▸ EXERCISE DESCRIPTION
Include the line containing "What's the underlying" and every line after it up to the end of the material below; reproduce them exactly and drop the pictures.

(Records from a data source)
**********

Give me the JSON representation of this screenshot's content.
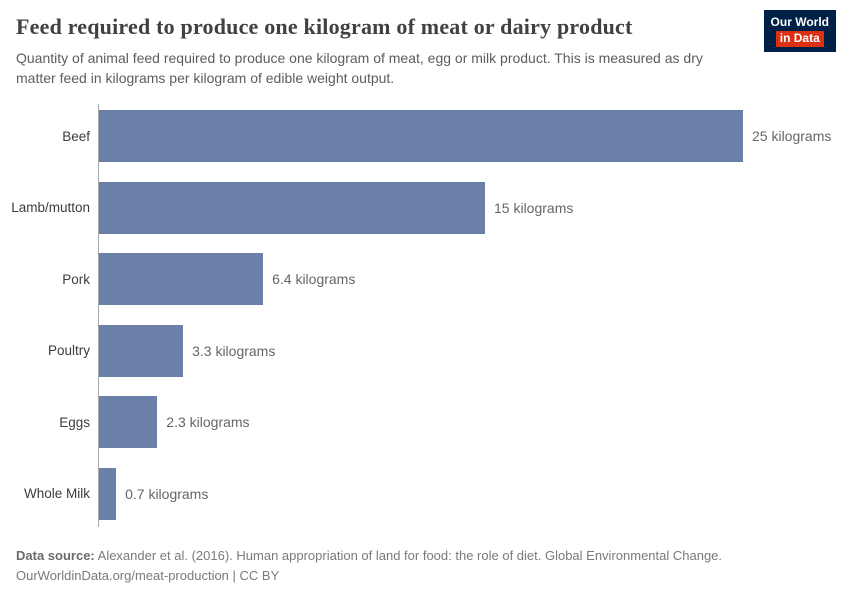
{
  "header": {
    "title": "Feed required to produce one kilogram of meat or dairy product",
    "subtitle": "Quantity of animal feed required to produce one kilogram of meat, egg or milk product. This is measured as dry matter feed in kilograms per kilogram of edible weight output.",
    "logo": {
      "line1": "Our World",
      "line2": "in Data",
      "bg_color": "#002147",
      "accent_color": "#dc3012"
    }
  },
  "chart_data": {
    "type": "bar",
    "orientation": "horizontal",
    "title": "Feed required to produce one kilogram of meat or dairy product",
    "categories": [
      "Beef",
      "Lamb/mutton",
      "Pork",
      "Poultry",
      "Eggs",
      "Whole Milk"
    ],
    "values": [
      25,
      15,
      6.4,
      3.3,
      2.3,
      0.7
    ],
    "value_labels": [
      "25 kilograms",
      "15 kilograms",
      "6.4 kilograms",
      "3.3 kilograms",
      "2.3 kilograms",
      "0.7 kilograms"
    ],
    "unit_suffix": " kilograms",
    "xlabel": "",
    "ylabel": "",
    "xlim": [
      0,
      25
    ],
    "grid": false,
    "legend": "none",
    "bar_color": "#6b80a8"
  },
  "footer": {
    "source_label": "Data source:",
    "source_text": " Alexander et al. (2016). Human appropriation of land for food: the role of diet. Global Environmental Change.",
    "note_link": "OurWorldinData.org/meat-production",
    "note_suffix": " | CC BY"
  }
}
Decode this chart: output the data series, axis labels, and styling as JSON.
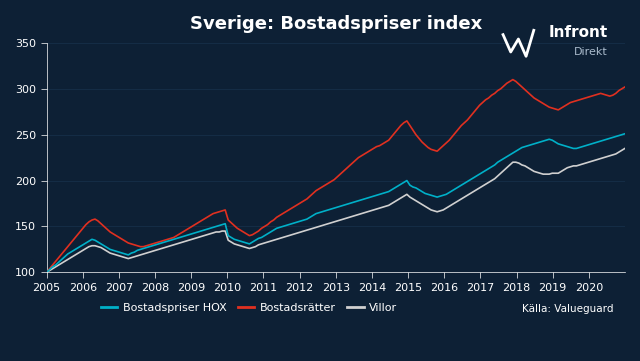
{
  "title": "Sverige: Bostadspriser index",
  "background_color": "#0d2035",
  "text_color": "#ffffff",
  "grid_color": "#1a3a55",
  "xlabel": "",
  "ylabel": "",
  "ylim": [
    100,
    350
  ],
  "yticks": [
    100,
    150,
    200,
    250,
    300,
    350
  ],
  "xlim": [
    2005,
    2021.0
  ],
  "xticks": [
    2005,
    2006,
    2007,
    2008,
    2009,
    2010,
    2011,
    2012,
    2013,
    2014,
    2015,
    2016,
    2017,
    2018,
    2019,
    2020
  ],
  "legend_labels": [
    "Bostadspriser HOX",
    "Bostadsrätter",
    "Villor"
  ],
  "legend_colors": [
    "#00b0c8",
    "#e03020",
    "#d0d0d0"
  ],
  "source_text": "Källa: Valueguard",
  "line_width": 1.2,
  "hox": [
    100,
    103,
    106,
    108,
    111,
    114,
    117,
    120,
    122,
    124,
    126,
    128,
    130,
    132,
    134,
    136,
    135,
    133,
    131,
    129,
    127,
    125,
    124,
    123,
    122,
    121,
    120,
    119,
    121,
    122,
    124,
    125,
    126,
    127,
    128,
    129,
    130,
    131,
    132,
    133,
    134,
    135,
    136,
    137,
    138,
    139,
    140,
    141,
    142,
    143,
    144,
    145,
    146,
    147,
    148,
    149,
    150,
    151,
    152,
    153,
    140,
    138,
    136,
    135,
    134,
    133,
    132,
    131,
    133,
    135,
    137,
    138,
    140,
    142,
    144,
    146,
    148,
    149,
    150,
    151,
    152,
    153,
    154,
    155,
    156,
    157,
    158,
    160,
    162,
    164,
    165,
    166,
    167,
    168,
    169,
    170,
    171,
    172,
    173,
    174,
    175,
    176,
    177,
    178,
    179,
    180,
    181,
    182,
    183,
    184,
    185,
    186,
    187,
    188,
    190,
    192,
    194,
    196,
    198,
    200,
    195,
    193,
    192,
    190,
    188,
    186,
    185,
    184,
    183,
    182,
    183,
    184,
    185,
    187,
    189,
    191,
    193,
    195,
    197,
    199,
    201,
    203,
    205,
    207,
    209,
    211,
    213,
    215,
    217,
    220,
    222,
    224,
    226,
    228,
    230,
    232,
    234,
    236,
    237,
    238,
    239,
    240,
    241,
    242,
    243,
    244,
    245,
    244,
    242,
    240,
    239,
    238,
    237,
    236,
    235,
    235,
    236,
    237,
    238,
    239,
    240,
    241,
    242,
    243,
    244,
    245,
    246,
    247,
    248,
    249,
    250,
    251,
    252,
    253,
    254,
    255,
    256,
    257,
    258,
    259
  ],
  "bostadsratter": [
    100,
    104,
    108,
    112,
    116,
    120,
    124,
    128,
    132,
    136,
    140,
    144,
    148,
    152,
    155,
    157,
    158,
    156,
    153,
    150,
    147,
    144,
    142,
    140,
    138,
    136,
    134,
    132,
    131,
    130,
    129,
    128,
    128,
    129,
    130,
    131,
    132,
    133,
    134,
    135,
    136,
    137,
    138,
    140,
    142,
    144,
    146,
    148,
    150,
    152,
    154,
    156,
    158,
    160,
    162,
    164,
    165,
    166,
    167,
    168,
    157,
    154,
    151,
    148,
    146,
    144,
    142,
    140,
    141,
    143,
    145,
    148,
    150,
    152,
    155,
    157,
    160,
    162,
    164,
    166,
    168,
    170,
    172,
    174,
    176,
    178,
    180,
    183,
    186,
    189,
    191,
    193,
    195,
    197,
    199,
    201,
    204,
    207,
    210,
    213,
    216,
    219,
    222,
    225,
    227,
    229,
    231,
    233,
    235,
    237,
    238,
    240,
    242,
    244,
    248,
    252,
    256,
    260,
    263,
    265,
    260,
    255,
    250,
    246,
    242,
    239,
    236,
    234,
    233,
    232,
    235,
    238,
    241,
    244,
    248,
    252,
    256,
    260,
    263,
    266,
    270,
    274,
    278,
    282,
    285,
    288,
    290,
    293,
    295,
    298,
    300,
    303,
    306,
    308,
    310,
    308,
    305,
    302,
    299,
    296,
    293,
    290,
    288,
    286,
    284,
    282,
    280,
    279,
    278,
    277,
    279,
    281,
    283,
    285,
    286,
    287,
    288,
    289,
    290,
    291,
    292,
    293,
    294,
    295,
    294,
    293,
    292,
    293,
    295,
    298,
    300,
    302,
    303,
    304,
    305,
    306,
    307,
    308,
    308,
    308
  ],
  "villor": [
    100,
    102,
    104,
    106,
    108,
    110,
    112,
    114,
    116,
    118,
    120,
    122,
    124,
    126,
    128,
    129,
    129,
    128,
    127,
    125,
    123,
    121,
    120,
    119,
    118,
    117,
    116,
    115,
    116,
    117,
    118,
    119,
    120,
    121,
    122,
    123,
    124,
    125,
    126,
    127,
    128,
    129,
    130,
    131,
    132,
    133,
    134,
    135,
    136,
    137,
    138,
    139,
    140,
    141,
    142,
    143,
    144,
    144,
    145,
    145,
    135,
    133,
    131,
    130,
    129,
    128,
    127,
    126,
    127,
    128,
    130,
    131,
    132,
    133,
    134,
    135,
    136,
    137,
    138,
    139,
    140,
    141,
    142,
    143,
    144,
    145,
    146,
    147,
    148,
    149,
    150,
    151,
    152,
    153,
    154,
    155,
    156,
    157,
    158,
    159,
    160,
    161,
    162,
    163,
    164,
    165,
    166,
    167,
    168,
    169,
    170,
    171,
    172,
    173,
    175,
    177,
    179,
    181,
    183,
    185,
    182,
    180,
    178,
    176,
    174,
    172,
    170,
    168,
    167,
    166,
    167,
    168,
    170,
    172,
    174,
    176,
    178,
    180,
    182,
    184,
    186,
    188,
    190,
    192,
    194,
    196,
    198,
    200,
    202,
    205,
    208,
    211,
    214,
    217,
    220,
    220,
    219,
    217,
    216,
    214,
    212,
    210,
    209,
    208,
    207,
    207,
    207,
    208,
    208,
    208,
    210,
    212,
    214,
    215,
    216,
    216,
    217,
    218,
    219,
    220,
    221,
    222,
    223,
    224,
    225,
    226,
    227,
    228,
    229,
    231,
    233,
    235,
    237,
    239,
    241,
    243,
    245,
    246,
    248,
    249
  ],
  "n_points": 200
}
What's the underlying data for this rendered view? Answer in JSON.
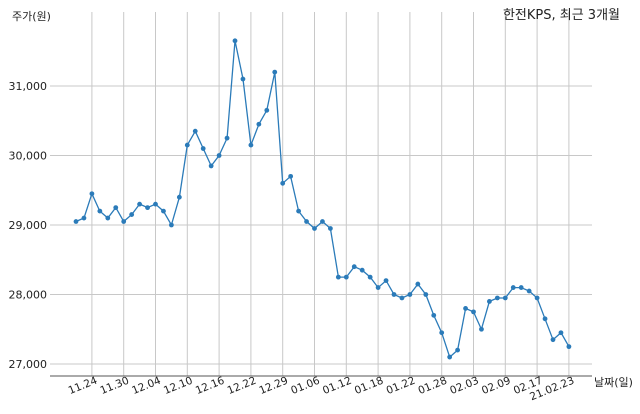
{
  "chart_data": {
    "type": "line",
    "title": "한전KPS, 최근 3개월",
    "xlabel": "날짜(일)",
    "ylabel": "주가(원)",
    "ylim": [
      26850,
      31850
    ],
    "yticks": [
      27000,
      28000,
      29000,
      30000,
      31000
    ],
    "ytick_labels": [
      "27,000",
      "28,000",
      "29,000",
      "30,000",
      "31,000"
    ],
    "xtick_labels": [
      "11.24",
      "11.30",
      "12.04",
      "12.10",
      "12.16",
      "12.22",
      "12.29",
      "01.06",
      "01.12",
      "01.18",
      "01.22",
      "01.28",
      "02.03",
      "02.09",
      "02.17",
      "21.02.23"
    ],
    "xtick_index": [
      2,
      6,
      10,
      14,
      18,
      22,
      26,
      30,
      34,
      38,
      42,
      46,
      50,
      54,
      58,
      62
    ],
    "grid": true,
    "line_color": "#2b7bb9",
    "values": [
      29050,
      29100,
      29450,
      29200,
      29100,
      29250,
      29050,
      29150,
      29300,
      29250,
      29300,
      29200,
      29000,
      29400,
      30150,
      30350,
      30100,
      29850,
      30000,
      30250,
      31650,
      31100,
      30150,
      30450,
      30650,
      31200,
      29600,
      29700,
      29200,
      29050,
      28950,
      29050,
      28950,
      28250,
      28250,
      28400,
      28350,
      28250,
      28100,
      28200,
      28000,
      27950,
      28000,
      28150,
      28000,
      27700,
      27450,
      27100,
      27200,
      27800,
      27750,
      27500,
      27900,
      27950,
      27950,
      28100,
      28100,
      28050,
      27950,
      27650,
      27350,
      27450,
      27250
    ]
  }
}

**********

▸ EXERCISE ANSWER
What's the underlying data for this rendered view? Answer in JSON.
{
  "chart_data": {
    "type": "line",
    "title": "한전KPS, 최근 3개월",
    "xlabel": "날짜(일)",
    "ylabel": "주가(원)",
    "ylim": [
      26850,
      31850
    ],
    "yticks": [
      27000,
      28000,
      29000,
      30000,
      31000
    ],
    "ytick_labels": [
      "27,000",
      "28,000",
      "29,000",
      "30,000",
      "31,000"
    ],
    "xtick_labels": [
      "11.24",
      "11.30",
      "12.04",
      "12.10",
      "12.16",
      "12.22",
      "12.29",
      "01.06",
      "01.12",
      "01.18",
      "01.22",
      "01.28",
      "02.03",
      "02.09",
      "02.17",
      "21.02.23"
    ],
    "xtick_index": [
      2,
      6,
      10,
      14,
      18,
      22,
      26,
      30,
      34,
      38,
      42,
      46,
      50,
      54,
      58,
      62
    ],
    "grid": true,
    "line_color": "#2b7bb9",
    "values": [
      29050,
      29100,
      29450,
      29200,
      29100,
      29250,
      29050,
      29150,
      29300,
      29250,
      29300,
      29200,
      29000,
      29400,
      30150,
      30350,
      30100,
      29850,
      30000,
      30250,
      31650,
      31100,
      30150,
      30450,
      30650,
      31200,
      29600,
      29700,
      29200,
      29050,
      28950,
      29050,
      28950,
      28250,
      28250,
      28400,
      28350,
      28250,
      28100,
      28200,
      28000,
      27950,
      28000,
      28150,
      28000,
      27700,
      27450,
      27100,
      27200,
      27800,
      27750,
      27500,
      27900,
      27950,
      27950,
      28100,
      28100,
      28050,
      27950,
      27650,
      27350,
      27450,
      27250
    ]
  }
}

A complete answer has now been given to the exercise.